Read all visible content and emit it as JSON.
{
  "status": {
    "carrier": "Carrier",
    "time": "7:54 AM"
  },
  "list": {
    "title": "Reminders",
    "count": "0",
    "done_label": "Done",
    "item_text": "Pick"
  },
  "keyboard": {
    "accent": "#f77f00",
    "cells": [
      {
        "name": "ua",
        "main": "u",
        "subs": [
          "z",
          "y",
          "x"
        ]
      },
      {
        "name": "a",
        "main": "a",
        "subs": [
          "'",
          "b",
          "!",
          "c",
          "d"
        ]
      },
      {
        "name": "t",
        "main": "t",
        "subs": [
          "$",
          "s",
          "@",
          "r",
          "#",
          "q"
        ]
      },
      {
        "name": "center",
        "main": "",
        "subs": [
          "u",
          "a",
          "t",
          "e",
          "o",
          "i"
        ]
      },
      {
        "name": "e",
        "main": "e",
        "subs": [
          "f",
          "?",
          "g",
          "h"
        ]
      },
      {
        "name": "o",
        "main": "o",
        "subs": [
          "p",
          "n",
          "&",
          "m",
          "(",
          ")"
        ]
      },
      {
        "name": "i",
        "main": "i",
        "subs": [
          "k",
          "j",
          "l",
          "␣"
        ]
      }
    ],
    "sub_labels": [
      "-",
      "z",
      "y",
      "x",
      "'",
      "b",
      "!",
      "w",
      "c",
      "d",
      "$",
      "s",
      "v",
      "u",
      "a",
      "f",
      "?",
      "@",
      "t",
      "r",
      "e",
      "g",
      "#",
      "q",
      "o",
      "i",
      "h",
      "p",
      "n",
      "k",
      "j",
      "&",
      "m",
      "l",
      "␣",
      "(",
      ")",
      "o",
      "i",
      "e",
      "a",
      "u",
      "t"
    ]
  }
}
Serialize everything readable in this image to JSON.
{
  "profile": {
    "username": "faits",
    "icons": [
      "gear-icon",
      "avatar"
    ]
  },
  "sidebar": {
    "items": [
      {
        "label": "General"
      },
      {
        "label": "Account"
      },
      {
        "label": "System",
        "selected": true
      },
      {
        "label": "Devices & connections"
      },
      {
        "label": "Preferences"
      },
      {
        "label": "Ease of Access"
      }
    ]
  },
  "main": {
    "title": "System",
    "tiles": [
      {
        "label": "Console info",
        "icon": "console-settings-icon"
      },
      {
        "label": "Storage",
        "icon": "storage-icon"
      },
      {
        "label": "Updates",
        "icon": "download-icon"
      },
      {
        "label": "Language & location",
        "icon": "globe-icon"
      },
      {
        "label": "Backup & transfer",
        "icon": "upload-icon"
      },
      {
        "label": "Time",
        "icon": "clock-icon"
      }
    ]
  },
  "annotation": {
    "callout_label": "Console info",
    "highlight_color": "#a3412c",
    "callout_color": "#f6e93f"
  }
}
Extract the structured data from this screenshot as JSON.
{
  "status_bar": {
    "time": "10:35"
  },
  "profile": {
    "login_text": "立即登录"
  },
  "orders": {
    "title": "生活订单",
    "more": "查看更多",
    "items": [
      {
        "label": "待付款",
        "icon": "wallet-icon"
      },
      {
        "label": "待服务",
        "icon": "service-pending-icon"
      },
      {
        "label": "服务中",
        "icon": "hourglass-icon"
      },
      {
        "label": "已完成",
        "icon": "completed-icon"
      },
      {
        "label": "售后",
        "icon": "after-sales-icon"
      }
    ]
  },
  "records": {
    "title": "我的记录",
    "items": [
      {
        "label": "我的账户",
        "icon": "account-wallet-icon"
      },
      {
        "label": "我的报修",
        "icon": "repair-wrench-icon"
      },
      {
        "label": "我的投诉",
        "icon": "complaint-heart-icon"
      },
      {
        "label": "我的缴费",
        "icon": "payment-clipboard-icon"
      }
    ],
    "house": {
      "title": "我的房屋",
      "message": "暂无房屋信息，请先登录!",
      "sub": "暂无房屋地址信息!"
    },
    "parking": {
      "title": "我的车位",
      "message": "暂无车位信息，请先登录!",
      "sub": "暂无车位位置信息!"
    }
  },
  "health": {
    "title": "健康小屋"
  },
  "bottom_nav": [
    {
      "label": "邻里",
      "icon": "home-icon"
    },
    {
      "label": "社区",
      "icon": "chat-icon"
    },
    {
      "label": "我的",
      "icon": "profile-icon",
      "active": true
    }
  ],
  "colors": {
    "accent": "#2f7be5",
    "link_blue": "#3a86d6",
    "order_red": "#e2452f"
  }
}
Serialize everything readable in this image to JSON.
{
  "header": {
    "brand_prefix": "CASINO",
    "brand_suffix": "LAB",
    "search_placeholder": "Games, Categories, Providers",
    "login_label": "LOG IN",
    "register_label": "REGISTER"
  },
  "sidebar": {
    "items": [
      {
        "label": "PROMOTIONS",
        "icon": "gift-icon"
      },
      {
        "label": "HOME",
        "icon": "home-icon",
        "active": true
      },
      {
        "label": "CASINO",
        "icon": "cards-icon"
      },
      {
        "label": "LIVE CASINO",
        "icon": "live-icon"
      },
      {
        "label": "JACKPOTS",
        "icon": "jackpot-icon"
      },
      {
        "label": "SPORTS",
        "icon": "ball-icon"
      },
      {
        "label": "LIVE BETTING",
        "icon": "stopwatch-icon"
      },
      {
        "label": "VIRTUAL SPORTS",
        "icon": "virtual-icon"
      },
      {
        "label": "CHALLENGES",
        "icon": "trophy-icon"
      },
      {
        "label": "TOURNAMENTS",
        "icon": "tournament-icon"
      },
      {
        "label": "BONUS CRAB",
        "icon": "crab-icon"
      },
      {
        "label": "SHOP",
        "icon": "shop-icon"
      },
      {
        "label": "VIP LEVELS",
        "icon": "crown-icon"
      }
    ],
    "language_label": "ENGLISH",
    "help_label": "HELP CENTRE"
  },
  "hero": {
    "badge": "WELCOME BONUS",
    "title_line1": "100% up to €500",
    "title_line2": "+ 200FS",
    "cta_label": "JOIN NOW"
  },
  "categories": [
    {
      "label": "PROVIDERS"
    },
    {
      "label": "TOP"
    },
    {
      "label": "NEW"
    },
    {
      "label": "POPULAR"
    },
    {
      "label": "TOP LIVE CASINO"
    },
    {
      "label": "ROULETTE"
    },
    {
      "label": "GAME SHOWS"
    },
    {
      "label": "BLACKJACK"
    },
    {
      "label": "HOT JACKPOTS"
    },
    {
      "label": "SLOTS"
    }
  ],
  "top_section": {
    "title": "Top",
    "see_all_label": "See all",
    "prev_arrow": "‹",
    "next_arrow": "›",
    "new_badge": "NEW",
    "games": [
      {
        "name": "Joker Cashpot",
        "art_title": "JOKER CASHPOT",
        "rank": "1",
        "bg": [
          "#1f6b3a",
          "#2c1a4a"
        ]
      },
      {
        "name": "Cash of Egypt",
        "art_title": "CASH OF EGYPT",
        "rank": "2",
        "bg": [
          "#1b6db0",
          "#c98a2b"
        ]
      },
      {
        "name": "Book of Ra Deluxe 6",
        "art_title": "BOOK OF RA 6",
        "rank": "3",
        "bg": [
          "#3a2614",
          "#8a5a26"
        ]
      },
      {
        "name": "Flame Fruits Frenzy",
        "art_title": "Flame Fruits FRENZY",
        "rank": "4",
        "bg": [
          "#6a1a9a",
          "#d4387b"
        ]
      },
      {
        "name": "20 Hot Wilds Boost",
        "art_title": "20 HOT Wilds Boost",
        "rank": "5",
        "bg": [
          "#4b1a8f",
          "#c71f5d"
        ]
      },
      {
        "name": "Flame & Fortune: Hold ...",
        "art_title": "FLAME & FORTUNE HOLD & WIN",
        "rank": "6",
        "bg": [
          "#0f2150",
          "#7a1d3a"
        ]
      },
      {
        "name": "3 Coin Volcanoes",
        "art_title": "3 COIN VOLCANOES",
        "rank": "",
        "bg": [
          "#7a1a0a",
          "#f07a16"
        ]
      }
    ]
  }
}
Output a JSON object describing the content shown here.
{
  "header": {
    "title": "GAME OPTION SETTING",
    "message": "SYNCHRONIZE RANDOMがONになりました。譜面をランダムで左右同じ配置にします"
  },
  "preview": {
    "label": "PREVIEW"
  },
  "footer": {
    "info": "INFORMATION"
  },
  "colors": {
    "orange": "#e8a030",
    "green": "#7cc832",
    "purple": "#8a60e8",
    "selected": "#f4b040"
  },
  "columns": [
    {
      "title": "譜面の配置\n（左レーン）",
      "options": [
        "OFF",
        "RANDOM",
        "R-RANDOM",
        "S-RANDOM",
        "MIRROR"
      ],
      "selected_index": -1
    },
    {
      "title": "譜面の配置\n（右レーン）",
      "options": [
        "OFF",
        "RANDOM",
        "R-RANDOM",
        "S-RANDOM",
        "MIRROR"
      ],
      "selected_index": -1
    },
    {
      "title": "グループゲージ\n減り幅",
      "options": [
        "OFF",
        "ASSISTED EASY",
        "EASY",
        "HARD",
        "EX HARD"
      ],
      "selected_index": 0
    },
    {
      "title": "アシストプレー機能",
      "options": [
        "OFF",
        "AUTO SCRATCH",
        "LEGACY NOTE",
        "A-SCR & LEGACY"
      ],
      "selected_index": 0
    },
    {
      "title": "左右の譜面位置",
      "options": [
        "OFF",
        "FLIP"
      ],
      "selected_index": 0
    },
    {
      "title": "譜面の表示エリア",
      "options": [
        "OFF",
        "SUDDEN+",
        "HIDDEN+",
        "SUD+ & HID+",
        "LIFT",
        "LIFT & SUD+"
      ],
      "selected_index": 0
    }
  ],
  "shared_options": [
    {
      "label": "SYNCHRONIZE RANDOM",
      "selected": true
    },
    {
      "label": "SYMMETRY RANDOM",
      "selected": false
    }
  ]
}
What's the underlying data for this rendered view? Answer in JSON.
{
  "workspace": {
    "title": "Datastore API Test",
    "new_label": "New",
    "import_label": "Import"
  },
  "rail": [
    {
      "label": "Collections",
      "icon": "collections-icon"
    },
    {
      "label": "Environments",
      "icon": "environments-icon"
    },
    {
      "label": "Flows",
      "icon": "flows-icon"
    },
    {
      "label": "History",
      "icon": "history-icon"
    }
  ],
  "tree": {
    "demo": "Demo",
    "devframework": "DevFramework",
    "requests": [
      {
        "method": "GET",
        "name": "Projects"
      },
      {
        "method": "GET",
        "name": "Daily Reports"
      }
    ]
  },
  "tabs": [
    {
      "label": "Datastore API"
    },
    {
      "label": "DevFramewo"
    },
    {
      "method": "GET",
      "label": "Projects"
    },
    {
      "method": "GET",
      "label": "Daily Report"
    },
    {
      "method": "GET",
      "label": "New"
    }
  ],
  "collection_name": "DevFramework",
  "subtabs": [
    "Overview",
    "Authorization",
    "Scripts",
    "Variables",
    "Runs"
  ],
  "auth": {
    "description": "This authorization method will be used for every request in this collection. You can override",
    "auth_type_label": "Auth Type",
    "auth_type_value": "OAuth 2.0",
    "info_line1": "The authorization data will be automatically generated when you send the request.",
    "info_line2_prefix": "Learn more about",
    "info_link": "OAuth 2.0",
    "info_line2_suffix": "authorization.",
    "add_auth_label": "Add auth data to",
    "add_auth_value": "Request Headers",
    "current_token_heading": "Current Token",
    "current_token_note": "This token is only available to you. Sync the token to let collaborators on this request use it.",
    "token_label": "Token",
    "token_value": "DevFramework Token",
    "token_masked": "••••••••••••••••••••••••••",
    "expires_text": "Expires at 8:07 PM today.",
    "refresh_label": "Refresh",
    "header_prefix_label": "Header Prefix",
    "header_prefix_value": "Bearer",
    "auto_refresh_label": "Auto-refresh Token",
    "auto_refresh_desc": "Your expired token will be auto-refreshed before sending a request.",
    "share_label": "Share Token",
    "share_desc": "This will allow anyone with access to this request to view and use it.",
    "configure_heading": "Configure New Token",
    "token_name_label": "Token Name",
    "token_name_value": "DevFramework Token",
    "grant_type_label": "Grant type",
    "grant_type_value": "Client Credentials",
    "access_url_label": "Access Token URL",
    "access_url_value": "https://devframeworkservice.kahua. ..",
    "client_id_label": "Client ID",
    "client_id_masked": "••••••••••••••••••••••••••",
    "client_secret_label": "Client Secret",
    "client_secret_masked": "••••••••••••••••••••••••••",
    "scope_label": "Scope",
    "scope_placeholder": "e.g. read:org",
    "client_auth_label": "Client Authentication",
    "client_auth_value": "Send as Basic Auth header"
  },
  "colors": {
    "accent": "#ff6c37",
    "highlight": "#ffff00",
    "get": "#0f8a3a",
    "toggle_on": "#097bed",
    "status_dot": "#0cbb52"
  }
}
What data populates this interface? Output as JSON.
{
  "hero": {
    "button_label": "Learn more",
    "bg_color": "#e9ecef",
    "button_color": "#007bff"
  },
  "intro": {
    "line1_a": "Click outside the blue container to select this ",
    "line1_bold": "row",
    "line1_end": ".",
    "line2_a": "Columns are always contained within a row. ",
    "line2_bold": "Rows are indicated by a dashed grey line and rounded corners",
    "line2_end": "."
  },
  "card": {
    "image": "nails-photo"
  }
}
----
Give only the count of lines in which the string "true" appears.

_Task answer_: 4